↓

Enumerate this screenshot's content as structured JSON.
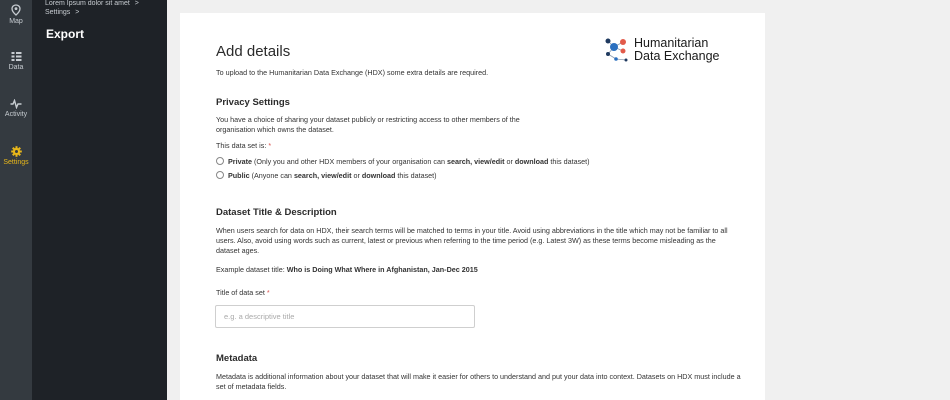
{
  "rail": {
    "items": [
      {
        "label": "Map",
        "icon": "map-pin-icon"
      },
      {
        "label": "Data",
        "icon": "data-icon"
      },
      {
        "label": "Activity",
        "icon": "activity-icon"
      },
      {
        "label": "Settings",
        "icon": "gear-icon",
        "active": true
      }
    ],
    "active_color": "#e8b71a"
  },
  "panel": {
    "breadcrumb": [
      "Lorem Ipsum dolor sit amet",
      "Settings"
    ],
    "separator": ">",
    "title": "Export"
  },
  "logo": {
    "line1": "Humanitarian",
    "line2": "Data Exchange",
    "icon": "hdx-network-logo-icon"
  },
  "page": {
    "title": "Add details",
    "subtitle": "To upload to the Humanitarian Data Exchange (HDX) some extra details are required."
  },
  "privacy": {
    "heading": "Privacy Settings",
    "description": "You have a choice of sharing your dataset publicly or restricting access to other members of the organisation which owns the dataset.",
    "question": "This data set is:",
    "required_mark": "*",
    "options": [
      {
        "bold": "Private",
        "pre": "(Only you and other HDX members of your organisation can ",
        "b1": "search, view/edit",
        "mid": " or ",
        "b2": "download",
        "post": " this dataset)"
      },
      {
        "bold": "Public",
        "pre": "(Anyone can ",
        "b1": "search, view/edit",
        "mid": " or ",
        "b2": "download",
        "post": " this dataset)"
      }
    ]
  },
  "dataset": {
    "heading": "Dataset Title & Description",
    "description": "When users search for data on HDX, their search terms will be matched to terms in your title. Avoid using abbreviations in the title which may not be familiar to all users. Also, avoid using words such as current, latest or previous when referring to the time period (e.g. Latest 3W) as these terms become misleading as the dataset ages.",
    "example_label": "Example dataset title:",
    "example_value": "Who is Doing What Where in Afghanistan, Jan-Dec 2015",
    "field_label": "Title of data set",
    "required_mark": "*",
    "placeholder": "e.g. a descriptive title"
  },
  "metadata": {
    "heading": "Metadata",
    "description": "Metadata is additional information about your dataset that will make it easier for others to understand and put your data into context. Datasets on HDX must include a set of metadata fields."
  }
}
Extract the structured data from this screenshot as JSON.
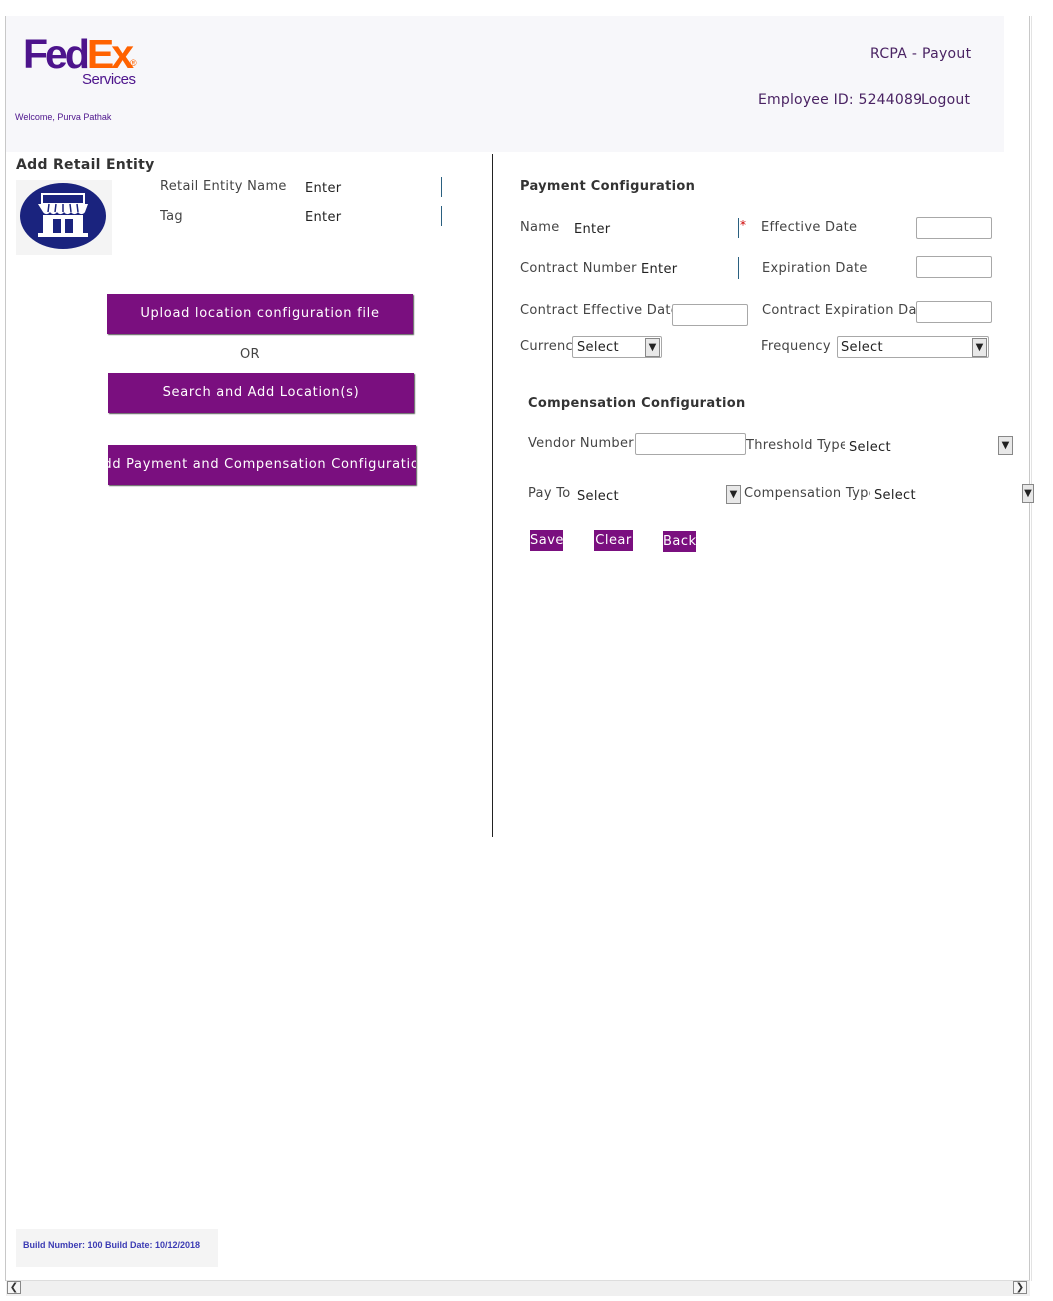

↑

#### Instructions for the task
Repeat the material verbatim. Do not carry over any picture.

#### Answer for this exercise
Enumerate this screenshot's content as structured JSON.
{
  "rail": {
    "items": [
      {
        "label": "Map",
        "icon": "map-pin-icon"
      },
      {
        "label": "Data",
        "icon": "data-icon"
      },
      {
        "label": "Activity",
        "icon": "activity-icon"
      },
      {
        "label": "Settings",
        "icon": "gear-icon",
        "active": true
      }
    ],
    "active_color": "#e8b71a"
  },
  "panel": {
    "breadcrumb": [
      "Lorem Ipsum dolor sit amet",
      "Settings"
    ],
    "separator": ">",
    "title": "Export"
  },
  "logo": {
    "line1": "Humanitarian",
    "line2": "Data Exchange",
    "icon": "hdx-network-logo-icon"
  },
  "page": {
    "title": "Add details",
    "subtitle": "To upload to the Humanitarian Data Exchange (HDX) some extra details are required."
  },
  "privacy": {
    "heading": "Privacy Settings",
    "description": "You have a choice of sharing your dataset publicly or restricting access to other members of the organisation which owns the dataset.",
    "question": "This data set is:",
    "required_mark": "*",
    "options": [
      {
        "bold": "Private",
        "pre": "(Only you and other HDX members of your organisation can ",
        "b1": "search, view/edit",
        "mid": " or ",
        "b2": "download",
        "post": " this dataset)"
      },
      {
        "bold": "Public",
        "pre": "(Anyone can ",
        "b1": "search, view/edit",
        "mid": " or ",
        "b2": "download",
        "post": " this dataset)"
      }
    ]
  },
  "dataset": {
    "heading": "Dataset Title & Description",
    "description": "When users search for data on HDX, their search terms will be matched to terms in your title. Avoid using abbreviations in the title which may not be familiar to all users. Also, avoid using words such as current, latest or previous when referring to the time period (e.g. Latest 3W) as these terms become misleading as the dataset ages.",
    "example_label": "Example dataset title:",
    "example_value": "Who is Doing What Where in Afghanistan, Jan-Dec 2015",
    "field_label": "Title of data set",
    "required_mark": "*",
    "placeholder": "e.g. a descriptive title"
  },
  "metadata": {
    "heading": "Metadata",
    "description": "Metadata is additional information about your dataset that will make it easier for others to understand and put your data into context. Datasets on HDX must include a set of metadata fields."
  }
}
Extract the structured data from this screenshot as JSON.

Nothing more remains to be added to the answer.